▶ _EXERCISE_
Read the lines below and count those that have the word "Mint". Respond with the number only.

Start of INPUT MATERIAL

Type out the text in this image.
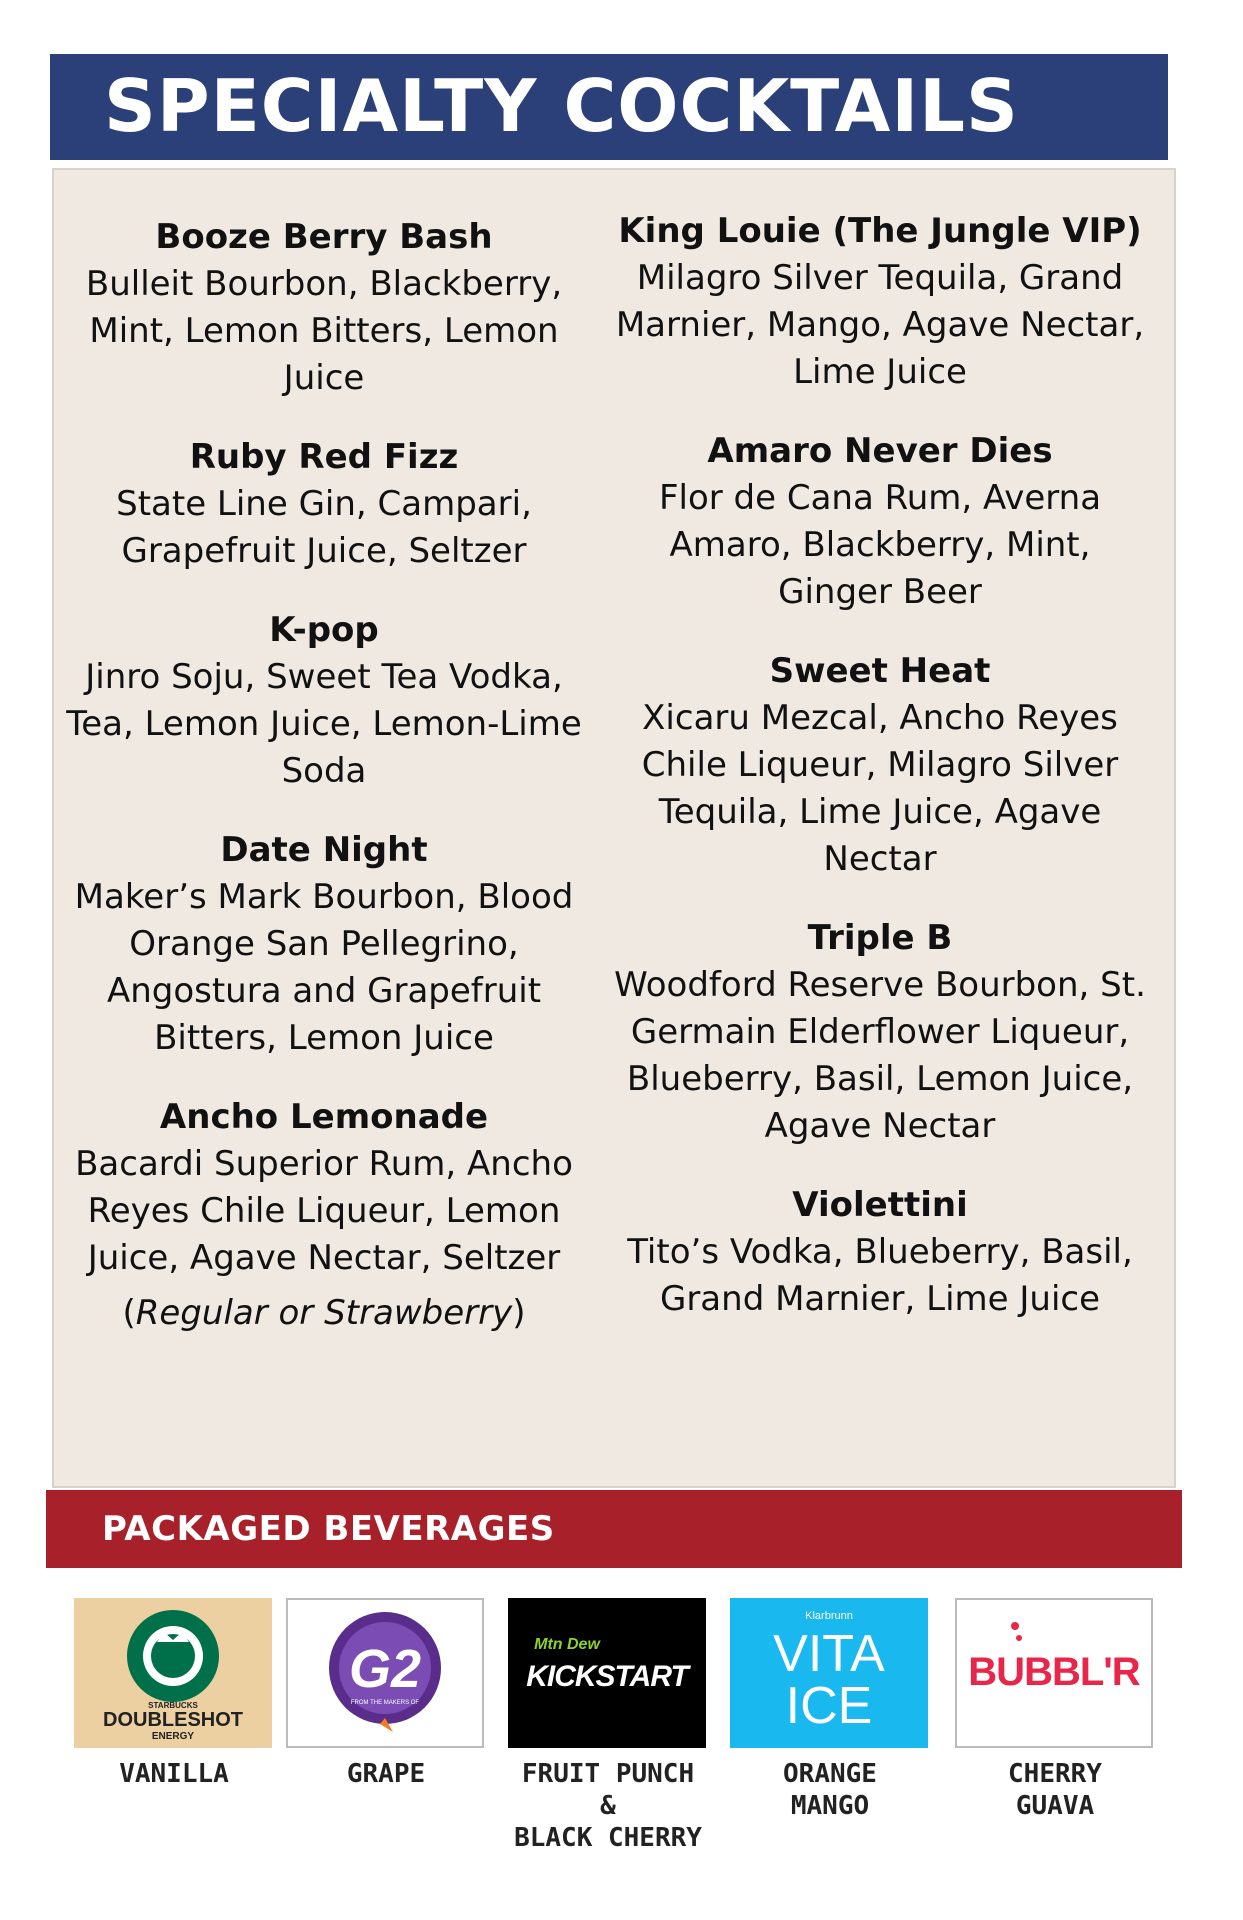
SPECIALTY COCKTAILS
Booze Berry Bash
Bulleit Bourbon, Blackberry, Mint, Lemon Bitters, Lemon Juice
Ruby Red Fizz
State Line Gin, Campari, Grapefruit Juice, Seltzer
K-pop
Jinro Soju, Sweet Tea Vodka, Tea, Lemon Juice, Lemon-Lime Soda
Date Night
Maker’s Mark Bourbon, Blood Orange San Pellegrino, Angostura and Grapefruit Bitters, Lemon Juice
Ancho Lemonade
Bacardi Superior Rum, Ancho Reyes Chile Liqueur, Lemon Juice, Agave Nectar, Seltzer
(Regular or Strawberry)
King Louie (The Jungle VIP)
Milagro Silver Tequila, Grand Marnier, Mango, Agave Nectar, Lime Juice
Amaro Never Dies
Flor de Cana Rum, Averna Amaro, Blackberry, Mint, Ginger Beer
Sweet Heat
Xicaru Mezcal, Ancho Reyes Chile Liqueur, Milagro Silver Tequila, Lime Juice, Agave Nectar
Triple B
Woodford Reserve Bourbon, St. Germain Elderflower Liqueur, Blueberry, Basil, Lemon Juice, Agave Nectar
Violettini
Tito’s Vodka, Blueberry, Basil, Grand Marnier, Lime Juice
PACKAGED BEVERAGES
STARBUCKS
DOUBLESHOT
ENERGY
VANILLA
G2
FROM THE MAKERS OF
GRAPE
Mtn Dew
KICKSTART
FRUIT PUNCH &
BLACK CHERRY
Klarbrunn
VITA
ICE
ORANGE
MANGO
BUBBL'R
CHERRY
GUAVA
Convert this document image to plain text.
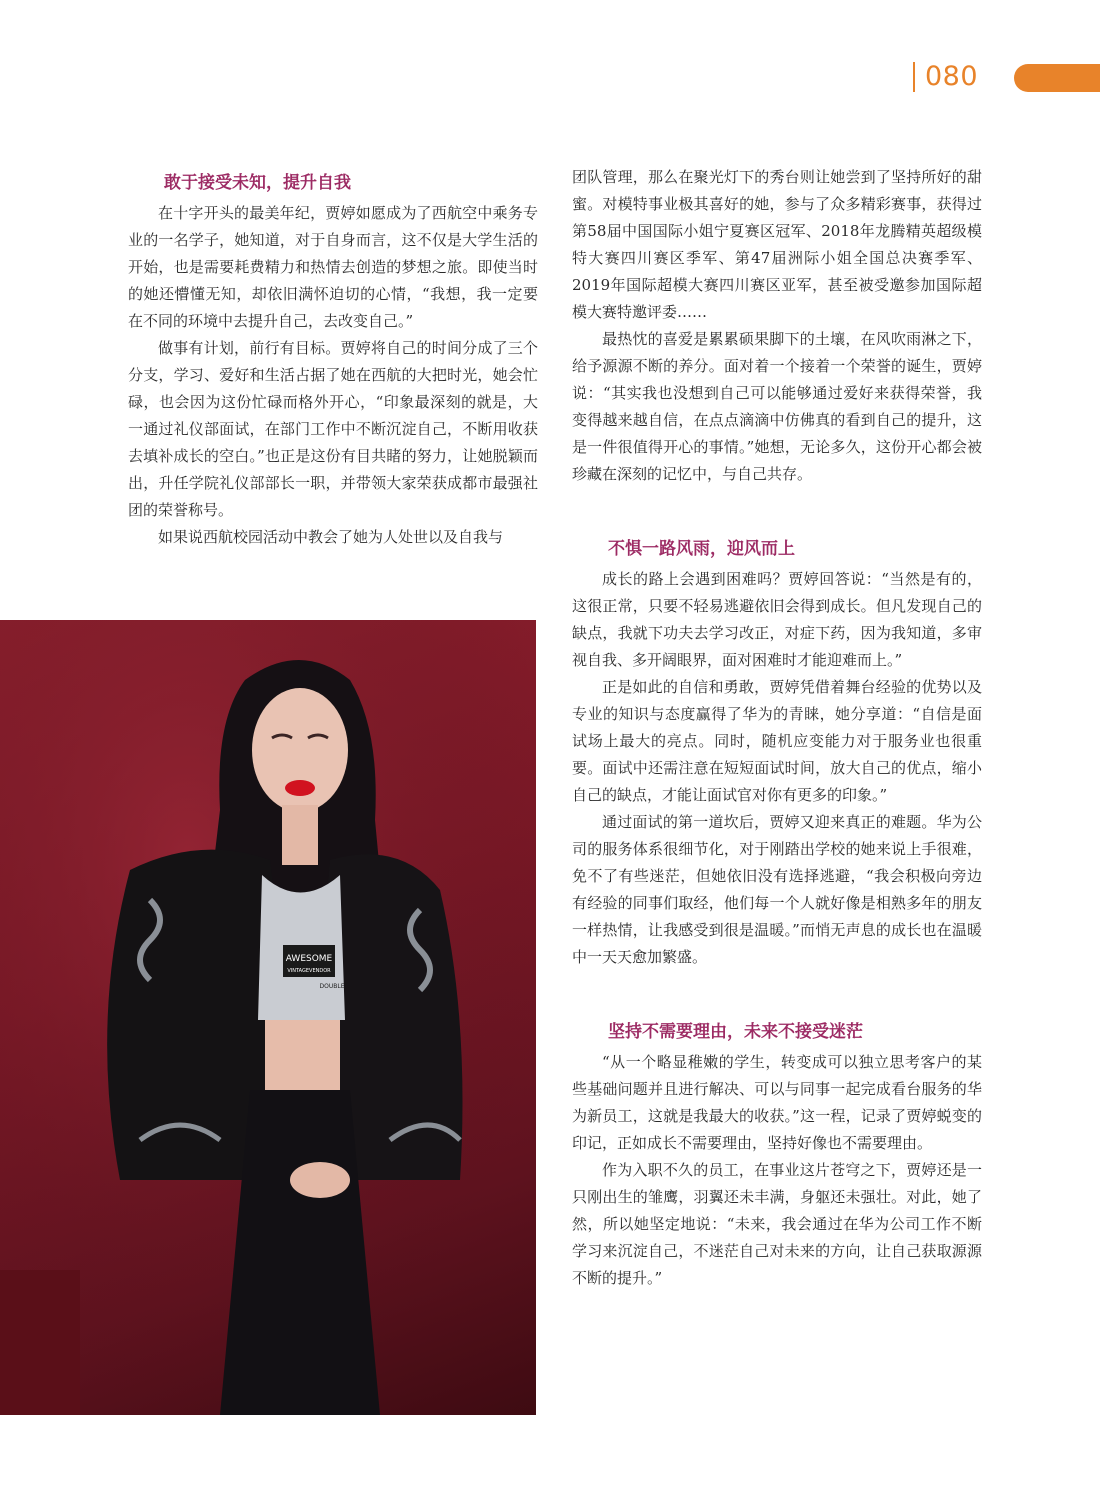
080
敢于接受未知，提升自我

在十字开头的最美年纪，贾婷如愿成为了西航空中乘务专业的一名学子，她知道，对于自身而言，这不仅是大学生活的开始，也是需要耗费精力和热情去创造的梦想之旅。即使当时的她还懵懂无知，却依旧满怀迫切的心情，“我想，我一定要在不同的环境中去提升自己，去改变自己。”

做事有计划，前行有目标。贾婷将自己的时间分成了三个分支，学习、爱好和生活占据了她在西航的大把时光，她会忙碌，也会因为这份忙碌而格外开心，“印象最深刻的就是，大一通过礼仪部面试，在部门工作中不断沉淀自己，不断用收获去填补成长的空白。”也正是这份有目共睹的努力，让她脱颖而出，升任学院礼仪部部长一职，并带领大家荣获成都市最强社团的荣誉称号。

如果说西航校园活动中教会了她为人处世以及自我与

团队管理，那么在聚光灯下的秀台则让她尝到了坚持所好的甜蜜。对模特事业极其喜好的她，参与了众多精彩赛事，获得过第58届中国国际小姐宁夏赛区冠军、2018年龙腾精英超级模特大赛四川赛区季军、第47届洲际小姐全国总决赛季军、2019年国际超模大赛四川赛区亚军，甚至被受邀参加国际超模大赛特邀评委……

最热忱的喜爱是累累硕果脚下的土壤，在风吹雨淋之下，给予源源不断的养分。面对着一个接着一个荣誉的诞生，贾婷说：“其实我也没想到自己可以能够通过爱好来获得荣誉，我变得越来越自信，在点点滴滴中仿佛真的看到自己的提升，这是一件很值得开心的事情。”她想，无论多久，这份开心都会被珍藏在深刻的记忆中，与自己共存。

不惧一路风雨，迎风而上

成长的路上会遇到困难吗？贾婷回答说：“当然是有的，这很正常，只要不轻易逃避依旧会得到成长。但凡发现自己的缺点，我就下功夫去学习改正，对症下药，因为我知道，多审视自我、多开阔眼界，面对困难时才能迎难而上。”

正是如此的自信和勇敢，贾婷凭借着舞台经验的优势以及专业的知识与态度赢得了华为的青睐，她分享道：“自信是面试场上最大的亮点。同时，随机应变能力对于服务业也很重要。面试中还需注意在短短面试时间，放大自己的优点，缩小自己的缺点，才能让面试官对你有更多的印象。”

通过面试的第一道坎后，贾婷又迎来真正的难题。华为公司的服务体系很细节化，对于刚踏出学校的她来说上手很难，免不了有些迷茫，但她依旧没有选择逃避，“我会积极向旁边有经验的同事们取经，他们每一个人就好像是相熟多年的朋友一样热情，让我感受到很是温暖。”而悄无声息的成长也在温暖中一天天愈加繁盛。

坚持不需要理由，未来不接受迷茫

“从一个略显稚嫩的学生，转变成可以独立思考客户的某些基础问题并且进行解决、可以与同事一起完成看台服务的华为新员工，这就是我最大的收获。”这一程，记录了贾婷蜕变的印记，正如成长不需要理由，坚持好像也不需要理由。

作为入职不久的员工，在事业这片苍穹之下，贾婷还是一只刚出生的雏鹰，羽翼还未丰满，身躯还未强壮。对此，她了然，所以她坚定地说：“未来，我会通过在华为公司工作不断学习来沉淀自己，不迷茫自己对未来的方向，让自己获取源源不断的提升。”

AWESOME
VINTAGEVENDOR
DOUBLE
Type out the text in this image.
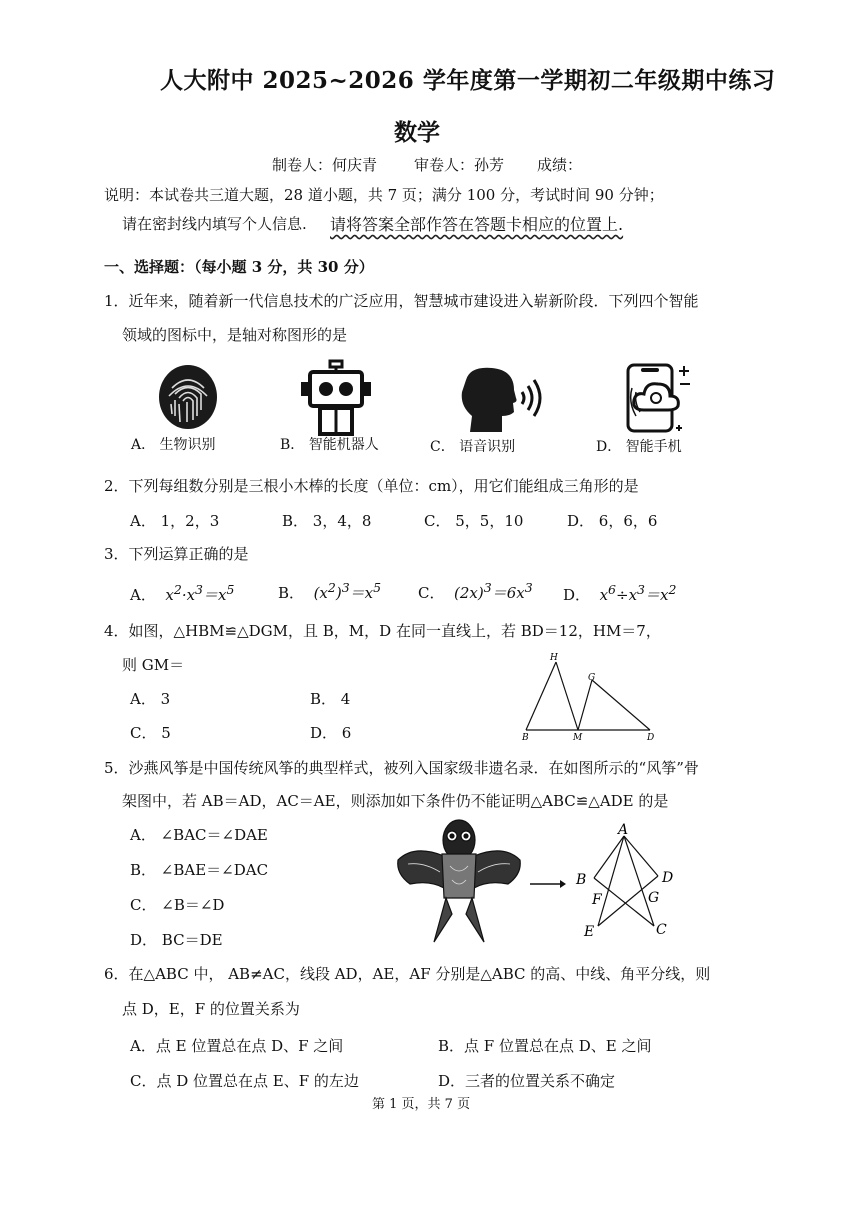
人大附中 2025~2026 学年度第一学期初二年级期中练习
数学
制卷人：何庆青 审卷人：孙芳 成绩：
说明：本试卷共三道大题，28 道小题，共 7 页；满分 100 分，考试时间 90 分钟；
请在密封线内填写个人信息. 请将答案全部作答在答题卡相应的位置上.
一、选择题：（每小题 3 分，共 30 分）
1．近年来，随着新一代信息技术的广泛应用，智慧城市建设进入崭新阶段．下列四个智能
领域的图标中，是轴对称图形的是
A． 生物识别	B． 智能机器人	C． 语音识别	D． 智能手机
2．下列每组数分别是三根小木棒的长度（单位：cm），用它们能组成三角形的是
A． 1，2，3	B． 3，4，8	C． 5，5，10	D． 6，6，6
3．下列运算正确的是
A．  $x^2\cdot x^3=x^5$	B．  $(x^2)^3=x^5$ C．  $(2x)^3=6x^3$ D．  $x^6\div x^3=x^2$
4．如图，△HBM≌△DGM，且 B，M，D 在同一直线上，若 BD＝12，HM＝7，
则 GM＝
A． 3	B． 4
C． 5	D． 6
H
G
B	M	D
5．沙燕风筝是中国传统风筝的典型样式，被列入国家级非遗名录．在如图所示的“风筝”骨
架图中，若 AB＝AD，AC＝AE，则添加如下条件仍不能证明△ABC≌△ADE 的是
A． ∠BAC＝∠DAE
B． ∠BAE＝∠DAC
C． ∠B＝∠D
D． BC＝DE
A
B	D
F	G
E	C
6．在△ABC 中， AB≠AC，线段 AD，AE，AF 分别是△ABC 的高、中线、角平分线，则
点 D，E，F 的位置关系为
A．点 E 位置总在点 D、F 之间	B．点 F 位置总在点 D、E 之间
C．点 D 位置总在点 E、F 的左边	D．三者的位置关系不确定
第 1 页，共 7 页
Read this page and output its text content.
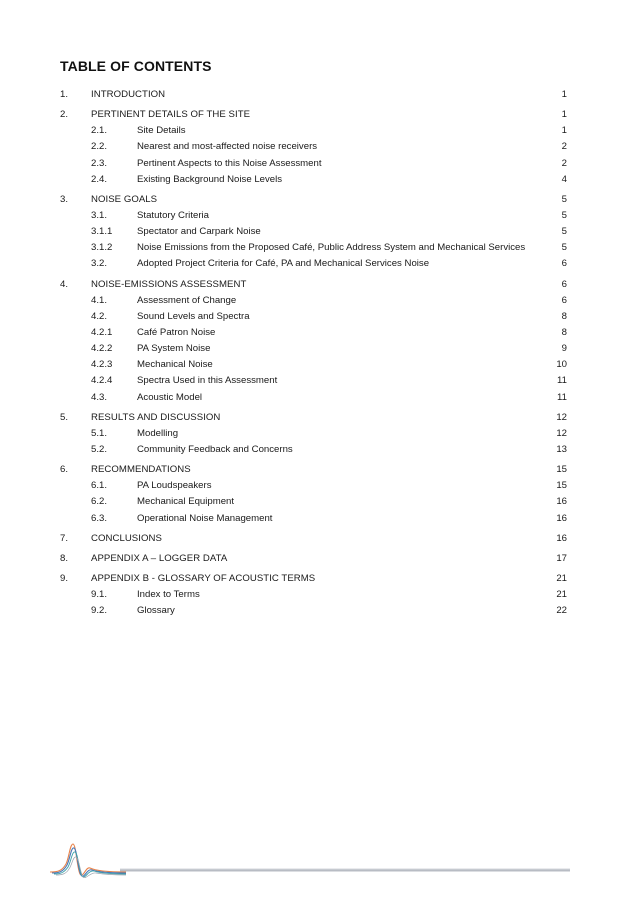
TABLE OF CONTENTS
1. INTRODUCTION	1
2. PERTINENT DETAILS OF THE SITE	1
2.1.	Site Details	1
2.2.	Nearest and most-affected noise receivers	2
2.3.	Pertinent Aspects to this Noise Assessment	2
2.4.	Existing Background Noise Levels	4
3. NOISE GOALS	5
3.1.	Statutory Criteria	5
3.1.1	Spectator and Carpark Noise	5
3.1.2	Noise Emissions from the Proposed Café, Public Address System and Mechanical Services	5
3.2.	Adopted Project Criteria for Café, PA and Mechanical Services Noise	6
4. NOISE-EMISSIONS ASSESSMENT	6
4.1.	Assessment of Change	6
4.2.	Sound Levels and Spectra	8
4.2.1	Café Patron Noise	8
4.2.2	PA System Noise	9
4.2.3	Mechanical Noise	10
4.2.4	Spectra Used in this Assessment	11
4.3.	Acoustic Model	11
5. RESULTS AND DISCUSSION	12
5.1.	Modelling	12
5.2.	Community Feedback and Concerns	13
6. RECOMMENDATIONS	15
6.1.	PA Loudspeakers	15
6.2.	Mechanical Equipment	16
6.3.	Operational Noise Management	16
7. CONCLUSIONS	16
8. APPENDIX A – LOGGER DATA	17
9. APPENDIX B - GLOSSARY OF ACOUSTIC TERMS	21
9.1.	Index to Terms	21
9.2.	Glossary	22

End of INPUT MATERIAL

▶ _OUTPUT FOR THIS EXERCISE_
2